* Begin *

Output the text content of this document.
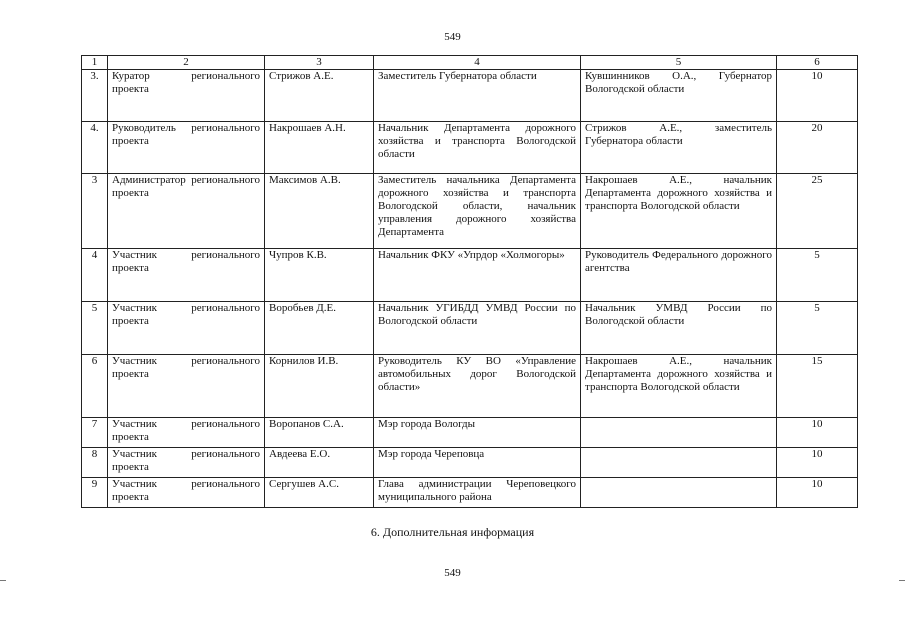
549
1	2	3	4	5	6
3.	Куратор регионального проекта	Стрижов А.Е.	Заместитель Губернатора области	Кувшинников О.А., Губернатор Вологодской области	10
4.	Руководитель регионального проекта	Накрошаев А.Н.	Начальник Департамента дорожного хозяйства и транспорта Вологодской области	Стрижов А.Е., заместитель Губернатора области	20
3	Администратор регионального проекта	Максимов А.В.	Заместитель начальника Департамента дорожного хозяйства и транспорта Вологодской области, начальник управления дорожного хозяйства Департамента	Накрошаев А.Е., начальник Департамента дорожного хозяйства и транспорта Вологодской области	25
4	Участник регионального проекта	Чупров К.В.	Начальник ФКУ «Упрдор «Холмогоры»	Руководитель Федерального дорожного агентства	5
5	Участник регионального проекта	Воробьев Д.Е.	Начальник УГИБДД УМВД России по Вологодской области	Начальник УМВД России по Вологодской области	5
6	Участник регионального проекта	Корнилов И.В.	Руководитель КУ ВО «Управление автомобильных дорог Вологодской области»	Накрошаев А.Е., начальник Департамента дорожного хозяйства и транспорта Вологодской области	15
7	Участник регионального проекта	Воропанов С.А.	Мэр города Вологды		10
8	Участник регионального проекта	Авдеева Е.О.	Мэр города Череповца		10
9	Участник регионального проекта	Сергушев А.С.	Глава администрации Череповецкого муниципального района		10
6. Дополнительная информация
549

* End *
* Begin *

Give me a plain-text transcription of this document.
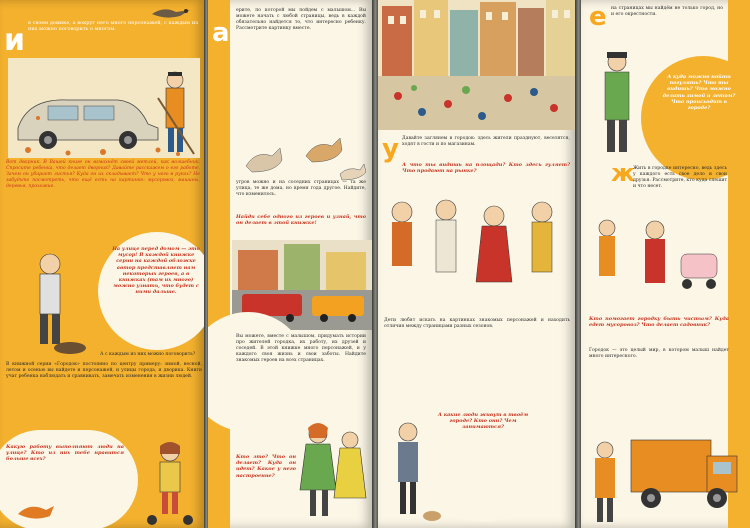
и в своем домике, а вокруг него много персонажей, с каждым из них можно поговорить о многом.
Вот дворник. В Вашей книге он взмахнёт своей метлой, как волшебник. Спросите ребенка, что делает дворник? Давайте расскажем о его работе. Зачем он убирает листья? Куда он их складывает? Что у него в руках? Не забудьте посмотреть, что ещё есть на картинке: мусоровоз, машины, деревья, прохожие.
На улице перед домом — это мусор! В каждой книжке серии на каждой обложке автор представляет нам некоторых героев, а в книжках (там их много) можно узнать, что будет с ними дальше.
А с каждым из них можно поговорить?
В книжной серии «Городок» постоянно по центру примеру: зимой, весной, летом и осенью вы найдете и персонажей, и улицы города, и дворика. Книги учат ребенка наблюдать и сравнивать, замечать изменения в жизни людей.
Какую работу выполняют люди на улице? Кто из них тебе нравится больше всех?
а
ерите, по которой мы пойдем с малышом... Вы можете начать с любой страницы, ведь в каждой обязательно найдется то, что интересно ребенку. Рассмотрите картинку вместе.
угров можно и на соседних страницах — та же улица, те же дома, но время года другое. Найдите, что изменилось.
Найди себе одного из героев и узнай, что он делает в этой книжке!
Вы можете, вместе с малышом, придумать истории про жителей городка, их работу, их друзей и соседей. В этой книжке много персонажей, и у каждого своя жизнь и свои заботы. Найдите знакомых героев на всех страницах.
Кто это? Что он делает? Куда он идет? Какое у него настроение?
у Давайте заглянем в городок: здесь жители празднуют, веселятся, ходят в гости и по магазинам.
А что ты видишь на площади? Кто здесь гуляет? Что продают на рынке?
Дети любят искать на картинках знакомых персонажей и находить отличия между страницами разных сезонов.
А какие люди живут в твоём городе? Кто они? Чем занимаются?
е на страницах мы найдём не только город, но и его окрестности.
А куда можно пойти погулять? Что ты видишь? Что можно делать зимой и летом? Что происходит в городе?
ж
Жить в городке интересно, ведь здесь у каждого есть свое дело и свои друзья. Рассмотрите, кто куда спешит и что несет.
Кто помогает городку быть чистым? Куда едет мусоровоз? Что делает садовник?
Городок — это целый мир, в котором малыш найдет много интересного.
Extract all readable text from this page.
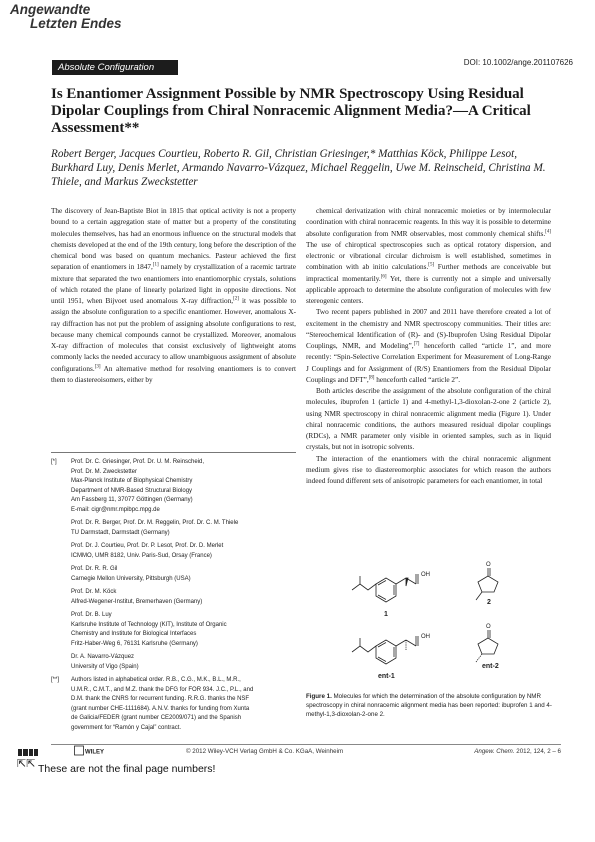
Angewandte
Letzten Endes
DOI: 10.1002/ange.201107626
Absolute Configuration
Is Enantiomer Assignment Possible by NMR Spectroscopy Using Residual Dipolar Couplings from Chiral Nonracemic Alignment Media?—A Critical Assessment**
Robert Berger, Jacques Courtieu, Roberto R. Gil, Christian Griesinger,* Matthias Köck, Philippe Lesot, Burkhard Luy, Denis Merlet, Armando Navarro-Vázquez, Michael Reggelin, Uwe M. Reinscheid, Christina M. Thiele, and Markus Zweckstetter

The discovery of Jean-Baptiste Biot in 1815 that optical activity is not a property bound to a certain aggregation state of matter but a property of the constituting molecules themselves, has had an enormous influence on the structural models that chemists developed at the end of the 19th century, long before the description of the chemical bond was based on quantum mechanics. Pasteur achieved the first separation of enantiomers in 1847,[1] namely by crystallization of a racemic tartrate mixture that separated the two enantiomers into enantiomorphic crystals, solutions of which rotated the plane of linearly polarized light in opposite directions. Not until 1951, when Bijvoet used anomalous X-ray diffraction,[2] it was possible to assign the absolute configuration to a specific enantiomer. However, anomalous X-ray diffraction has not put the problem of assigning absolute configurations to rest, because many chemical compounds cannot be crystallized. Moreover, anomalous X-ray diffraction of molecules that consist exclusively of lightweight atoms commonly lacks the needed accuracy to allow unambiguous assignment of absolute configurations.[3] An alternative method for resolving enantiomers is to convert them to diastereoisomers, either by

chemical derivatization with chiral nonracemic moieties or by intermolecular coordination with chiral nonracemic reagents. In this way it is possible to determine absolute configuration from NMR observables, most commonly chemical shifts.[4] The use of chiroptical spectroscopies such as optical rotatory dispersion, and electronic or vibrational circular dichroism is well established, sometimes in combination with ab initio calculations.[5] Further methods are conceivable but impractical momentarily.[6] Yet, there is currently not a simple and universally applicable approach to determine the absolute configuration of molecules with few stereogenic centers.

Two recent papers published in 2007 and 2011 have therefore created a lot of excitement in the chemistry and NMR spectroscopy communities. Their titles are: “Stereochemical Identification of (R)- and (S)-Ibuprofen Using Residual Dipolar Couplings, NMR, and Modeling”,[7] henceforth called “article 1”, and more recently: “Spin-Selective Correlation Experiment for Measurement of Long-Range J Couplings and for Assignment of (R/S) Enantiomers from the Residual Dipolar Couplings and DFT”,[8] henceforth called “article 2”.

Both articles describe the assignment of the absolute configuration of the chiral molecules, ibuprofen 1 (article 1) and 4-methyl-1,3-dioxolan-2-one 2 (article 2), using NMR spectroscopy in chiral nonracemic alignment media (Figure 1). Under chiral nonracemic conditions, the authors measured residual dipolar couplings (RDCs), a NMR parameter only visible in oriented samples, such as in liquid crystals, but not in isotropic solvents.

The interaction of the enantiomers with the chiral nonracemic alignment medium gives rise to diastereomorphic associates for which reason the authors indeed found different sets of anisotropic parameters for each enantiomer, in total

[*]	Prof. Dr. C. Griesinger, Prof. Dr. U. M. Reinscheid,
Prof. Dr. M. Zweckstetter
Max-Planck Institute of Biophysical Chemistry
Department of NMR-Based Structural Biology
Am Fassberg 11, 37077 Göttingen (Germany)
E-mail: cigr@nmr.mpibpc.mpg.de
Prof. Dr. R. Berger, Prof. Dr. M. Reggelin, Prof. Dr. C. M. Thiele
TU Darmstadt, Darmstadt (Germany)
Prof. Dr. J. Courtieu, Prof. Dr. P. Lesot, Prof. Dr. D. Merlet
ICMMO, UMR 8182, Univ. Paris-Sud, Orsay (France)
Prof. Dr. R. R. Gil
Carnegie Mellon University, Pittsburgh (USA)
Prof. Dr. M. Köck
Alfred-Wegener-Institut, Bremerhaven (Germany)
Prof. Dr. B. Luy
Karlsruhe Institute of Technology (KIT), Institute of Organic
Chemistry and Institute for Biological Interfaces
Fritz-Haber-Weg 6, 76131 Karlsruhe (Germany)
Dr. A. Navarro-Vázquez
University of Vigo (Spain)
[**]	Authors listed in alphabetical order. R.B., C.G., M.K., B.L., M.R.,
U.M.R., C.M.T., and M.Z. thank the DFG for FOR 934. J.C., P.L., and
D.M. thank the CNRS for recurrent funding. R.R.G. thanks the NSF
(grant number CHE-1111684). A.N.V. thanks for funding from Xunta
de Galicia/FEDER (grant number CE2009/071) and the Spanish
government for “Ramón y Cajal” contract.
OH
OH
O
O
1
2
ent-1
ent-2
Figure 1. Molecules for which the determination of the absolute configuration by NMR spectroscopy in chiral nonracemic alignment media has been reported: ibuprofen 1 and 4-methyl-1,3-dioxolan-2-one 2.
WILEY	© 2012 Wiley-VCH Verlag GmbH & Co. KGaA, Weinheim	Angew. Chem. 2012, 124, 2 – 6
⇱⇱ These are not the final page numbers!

* End *
* Begin *

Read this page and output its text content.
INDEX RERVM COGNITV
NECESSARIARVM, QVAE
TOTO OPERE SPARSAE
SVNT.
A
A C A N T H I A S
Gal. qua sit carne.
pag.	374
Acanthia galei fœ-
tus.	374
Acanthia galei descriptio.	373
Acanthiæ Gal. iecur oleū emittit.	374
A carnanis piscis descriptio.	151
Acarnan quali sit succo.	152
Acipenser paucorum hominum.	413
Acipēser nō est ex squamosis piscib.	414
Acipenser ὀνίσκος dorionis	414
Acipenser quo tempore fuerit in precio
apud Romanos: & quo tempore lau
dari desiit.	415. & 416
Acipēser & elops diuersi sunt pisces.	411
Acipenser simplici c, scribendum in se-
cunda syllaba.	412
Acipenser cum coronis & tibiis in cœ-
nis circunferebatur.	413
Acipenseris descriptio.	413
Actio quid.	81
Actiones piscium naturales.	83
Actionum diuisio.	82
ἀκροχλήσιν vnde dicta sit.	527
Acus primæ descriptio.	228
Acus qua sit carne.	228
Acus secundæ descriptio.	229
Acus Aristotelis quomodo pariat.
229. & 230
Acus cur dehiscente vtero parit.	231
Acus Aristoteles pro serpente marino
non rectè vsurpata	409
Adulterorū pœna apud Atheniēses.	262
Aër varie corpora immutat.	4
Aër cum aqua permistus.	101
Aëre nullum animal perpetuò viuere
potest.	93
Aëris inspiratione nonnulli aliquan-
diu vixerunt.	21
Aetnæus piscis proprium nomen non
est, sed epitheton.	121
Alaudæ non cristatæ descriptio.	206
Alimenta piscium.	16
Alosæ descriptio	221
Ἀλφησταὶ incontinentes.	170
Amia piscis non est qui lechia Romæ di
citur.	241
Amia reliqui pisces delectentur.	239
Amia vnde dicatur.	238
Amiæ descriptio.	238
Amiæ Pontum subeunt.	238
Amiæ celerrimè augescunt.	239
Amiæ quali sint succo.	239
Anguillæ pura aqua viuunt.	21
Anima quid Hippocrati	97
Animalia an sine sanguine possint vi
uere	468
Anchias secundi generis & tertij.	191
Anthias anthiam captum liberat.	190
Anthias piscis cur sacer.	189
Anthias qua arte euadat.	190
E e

* End *

▸ WHAT THE TASK REQUIRES
Gather each line of the records holding the string "text".

▸ TASK RESULT
Output the text content of this document.
Give me a plain-text transcription of this document.
Extract all readable text from this page.
Read this page and output its text content.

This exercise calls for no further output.